━━━ Data listing ━━━

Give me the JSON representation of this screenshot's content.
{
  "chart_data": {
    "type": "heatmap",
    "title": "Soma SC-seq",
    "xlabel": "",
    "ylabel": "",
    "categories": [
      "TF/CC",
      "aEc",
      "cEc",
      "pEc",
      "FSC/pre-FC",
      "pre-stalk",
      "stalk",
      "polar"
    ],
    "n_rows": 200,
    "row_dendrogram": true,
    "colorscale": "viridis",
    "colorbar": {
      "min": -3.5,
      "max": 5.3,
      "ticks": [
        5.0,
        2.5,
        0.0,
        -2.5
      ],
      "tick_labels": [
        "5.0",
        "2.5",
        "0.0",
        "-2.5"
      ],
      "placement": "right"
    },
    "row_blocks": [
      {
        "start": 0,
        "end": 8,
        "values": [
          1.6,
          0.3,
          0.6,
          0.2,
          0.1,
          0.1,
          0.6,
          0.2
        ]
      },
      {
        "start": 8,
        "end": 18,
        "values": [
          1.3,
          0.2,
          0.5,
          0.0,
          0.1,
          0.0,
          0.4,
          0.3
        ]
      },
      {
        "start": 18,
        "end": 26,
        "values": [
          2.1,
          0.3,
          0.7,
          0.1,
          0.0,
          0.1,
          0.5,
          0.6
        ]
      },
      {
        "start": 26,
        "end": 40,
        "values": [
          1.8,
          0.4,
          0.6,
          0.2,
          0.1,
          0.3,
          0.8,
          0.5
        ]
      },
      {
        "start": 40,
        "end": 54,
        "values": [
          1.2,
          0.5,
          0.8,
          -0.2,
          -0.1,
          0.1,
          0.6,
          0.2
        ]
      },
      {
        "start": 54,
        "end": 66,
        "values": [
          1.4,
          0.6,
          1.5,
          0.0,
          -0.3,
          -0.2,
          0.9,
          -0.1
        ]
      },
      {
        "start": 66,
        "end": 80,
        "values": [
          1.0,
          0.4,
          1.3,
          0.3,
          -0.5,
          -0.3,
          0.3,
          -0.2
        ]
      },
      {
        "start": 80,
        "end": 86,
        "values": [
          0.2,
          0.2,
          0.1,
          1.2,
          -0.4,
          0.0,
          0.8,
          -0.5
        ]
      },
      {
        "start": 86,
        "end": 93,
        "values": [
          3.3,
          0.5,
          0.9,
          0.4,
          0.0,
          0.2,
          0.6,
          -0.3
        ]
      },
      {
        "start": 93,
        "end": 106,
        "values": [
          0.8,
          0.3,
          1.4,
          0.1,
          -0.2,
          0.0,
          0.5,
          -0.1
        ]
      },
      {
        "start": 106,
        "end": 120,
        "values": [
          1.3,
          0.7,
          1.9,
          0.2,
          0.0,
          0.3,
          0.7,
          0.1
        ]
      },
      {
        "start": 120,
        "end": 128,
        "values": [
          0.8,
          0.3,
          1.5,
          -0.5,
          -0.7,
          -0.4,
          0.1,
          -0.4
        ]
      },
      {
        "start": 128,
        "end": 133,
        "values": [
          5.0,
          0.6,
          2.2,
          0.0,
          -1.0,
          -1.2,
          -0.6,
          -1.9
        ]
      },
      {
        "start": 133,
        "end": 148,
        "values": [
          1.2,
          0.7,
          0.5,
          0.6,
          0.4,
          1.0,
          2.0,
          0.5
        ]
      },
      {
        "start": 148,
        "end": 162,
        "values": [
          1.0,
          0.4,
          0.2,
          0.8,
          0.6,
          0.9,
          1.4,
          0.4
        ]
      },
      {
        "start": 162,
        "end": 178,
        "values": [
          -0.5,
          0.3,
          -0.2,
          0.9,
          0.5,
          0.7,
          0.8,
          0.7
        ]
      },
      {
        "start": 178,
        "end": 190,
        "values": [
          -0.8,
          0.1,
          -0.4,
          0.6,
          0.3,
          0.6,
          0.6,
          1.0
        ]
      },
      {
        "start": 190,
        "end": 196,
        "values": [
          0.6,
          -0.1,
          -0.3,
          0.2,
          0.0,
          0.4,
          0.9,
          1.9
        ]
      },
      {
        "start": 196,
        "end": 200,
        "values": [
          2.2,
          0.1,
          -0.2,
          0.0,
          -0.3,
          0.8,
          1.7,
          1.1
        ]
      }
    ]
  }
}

━━━

• _Task to carry out_: Repeat the data verbatim.

• _Solution to this problem_:
Give me the JSON representation of this screenshot's content.
{
  "chart_data": {
    "type": "heatmap",
    "title": "Soma SC-seq",
    "xlabel": "",
    "ylabel": "",
    "categories": [
      "TF/CC",
      "aEc",
      "cEc",
      "pEc",
      "FSC/pre-FC",
      "pre-stalk",
      "stalk",
      "polar"
    ],
    "n_rows": 200,
    "row_dendrogram": true,
    "colorscale": "viridis",
    "colorbar": {
      "min": -3.5,
      "max": 5.3,
      "ticks": [
        5.0,
        2.5,
        0.0,
        -2.5
      ],
      "tick_labels": [
        "5.0",
        "2.5",
        "0.0",
        "-2.5"
      ],
      "placement": "right"
    },
    "row_blocks": [
      {
        "start": 0,
        "end": 8,
        "values": [
          1.6,
          0.3,
          0.6,
          0.2,
          0.1,
          0.1,
          0.6,
          0.2
        ]
      },
      {
        "start": 8,
        "end": 18,
        "values": [
          1.3,
          0.2,
          0.5,
          0.0,
          0.1,
          0.0,
          0.4,
          0.3
        ]
      },
      {
        "start": 18,
        "end": 26,
        "values": [
          2.1,
          0.3,
          0.7,
          0.1,
          0.0,
          0.1,
          0.5,
          0.6
        ]
      },
      {
        "start": 26,
        "end": 40,
        "values": [
          1.8,
          0.4,
          0.6,
          0.2,
          0.1,
          0.3,
          0.8,
          0.5
        ]
      },
      {
        "start": 40,
        "end": 54,
        "values": [
          1.2,
          0.5,
          0.8,
          -0.2,
          -0.1,
          0.1,
          0.6,
          0.2
        ]
      },
      {
        "start": 54,
        "end": 66,
        "values": [
          1.4,
          0.6,
          1.5,
          0.0,
          -0.3,
          -0.2,
          0.9,
          -0.1
        ]
      },
      {
        "start": 66,
        "end": 80,
        "values": [
          1.0,
          0.4,
          1.3,
          0.3,
          -0.5,
          -0.3,
          0.3,
          -0.2
        ]
      },
      {
        "start": 80,
        "end": 86,
        "values": [
          0.2,
          0.2,
          0.1,
          1.2,
          -0.4,
          0.0,
          0.8,
          -0.5
        ]
      },
      {
        "start": 86,
        "end": 93,
        "values": [
          3.3,
          0.5,
          0.9,
          0.4,
          0.0,
          0.2,
          0.6,
          -0.3
        ]
      },
      {
        "start": 93,
        "end": 106,
        "values": [
          0.8,
          0.3,
          1.4,
          0.1,
          -0.2,
          0.0,
          0.5,
          -0.1
        ]
      },
      {
        "start": 106,
        "end": 120,
        "values": [
          1.3,
          0.7,
          1.9,
          0.2,
          0.0,
          0.3,
          0.7,
          0.1
        ]
      },
      {
        "start": 120,
        "end": 128,
        "values": [
          0.8,
          0.3,
          1.5,
          -0.5,
          -0.7,
          -0.4,
          0.1,
          -0.4
        ]
      },
      {
        "start": 128,
        "end": 133,
        "values": [
          5.0,
          0.6,
          2.2,
          0.0,
          -1.0,
          -1.2,
          -0.6,
          -1.9
        ]
      },
      {
        "start": 133,
        "end": 148,
        "values": [
          1.2,
          0.7,
          0.5,
          0.6,
          0.4,
          1.0,
          2.0,
          0.5
        ]
      },
      {
        "start": 148,
        "end": 162,
        "values": [
          1.0,
          0.4,
          0.2,
          0.8,
          0.6,
          0.9,
          1.4,
          0.4
        ]
      },
      {
        "start": 162,
        "end": 178,
        "values": [
          -0.5,
          0.3,
          -0.2,
          0.9,
          0.5,
          0.7,
          0.8,
          0.7
        ]
      },
      {
        "start": 178,
        "end": 190,
        "values": [
          -0.8,
          0.1,
          -0.4,
          0.6,
          0.3,
          0.6,
          0.6,
          1.0
        ]
      },
      {
        "start": 190,
        "end": 196,
        "values": [
          0.6,
          -0.1,
          -0.3,
          0.2,
          0.0,
          0.4,
          0.9,
          1.9
        ]
      },
      {
        "start": 196,
        "end": 200,
        "values": [
          2.2,
          0.1,
          -0.2,
          0.0,
          -0.3,
          0.8,
          1.7,
          1.1
        ]
      }
    ]
  }
}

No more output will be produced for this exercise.